Short task:
Find each line with the word "服务对象满意度指标" and copy it.
★ ★ ★
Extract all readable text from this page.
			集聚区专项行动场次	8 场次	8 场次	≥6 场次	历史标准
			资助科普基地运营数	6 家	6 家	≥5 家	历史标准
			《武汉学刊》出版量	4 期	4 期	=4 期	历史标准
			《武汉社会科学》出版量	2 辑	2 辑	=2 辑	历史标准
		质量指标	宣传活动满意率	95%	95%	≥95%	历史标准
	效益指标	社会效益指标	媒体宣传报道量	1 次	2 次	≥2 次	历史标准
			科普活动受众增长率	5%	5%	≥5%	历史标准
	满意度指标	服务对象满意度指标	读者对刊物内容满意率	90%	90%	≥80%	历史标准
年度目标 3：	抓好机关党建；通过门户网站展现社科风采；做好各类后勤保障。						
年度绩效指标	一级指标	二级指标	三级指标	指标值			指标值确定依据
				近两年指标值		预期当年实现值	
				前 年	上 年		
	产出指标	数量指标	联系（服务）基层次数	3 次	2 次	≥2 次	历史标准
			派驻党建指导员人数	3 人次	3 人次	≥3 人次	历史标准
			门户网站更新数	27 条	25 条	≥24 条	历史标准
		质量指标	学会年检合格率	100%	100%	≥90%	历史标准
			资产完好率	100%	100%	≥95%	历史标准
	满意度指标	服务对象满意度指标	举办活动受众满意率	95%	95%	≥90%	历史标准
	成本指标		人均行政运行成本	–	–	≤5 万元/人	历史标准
★ ★ ★
Reply:
	满意度指标	服务对象满意度指标	读者对刊物内容满意率	90%	90%	≥80%	历史标准
	满意度指标	服务对象满意度指标	举办活动受众满意率	95%	95%	≥90%	历史标准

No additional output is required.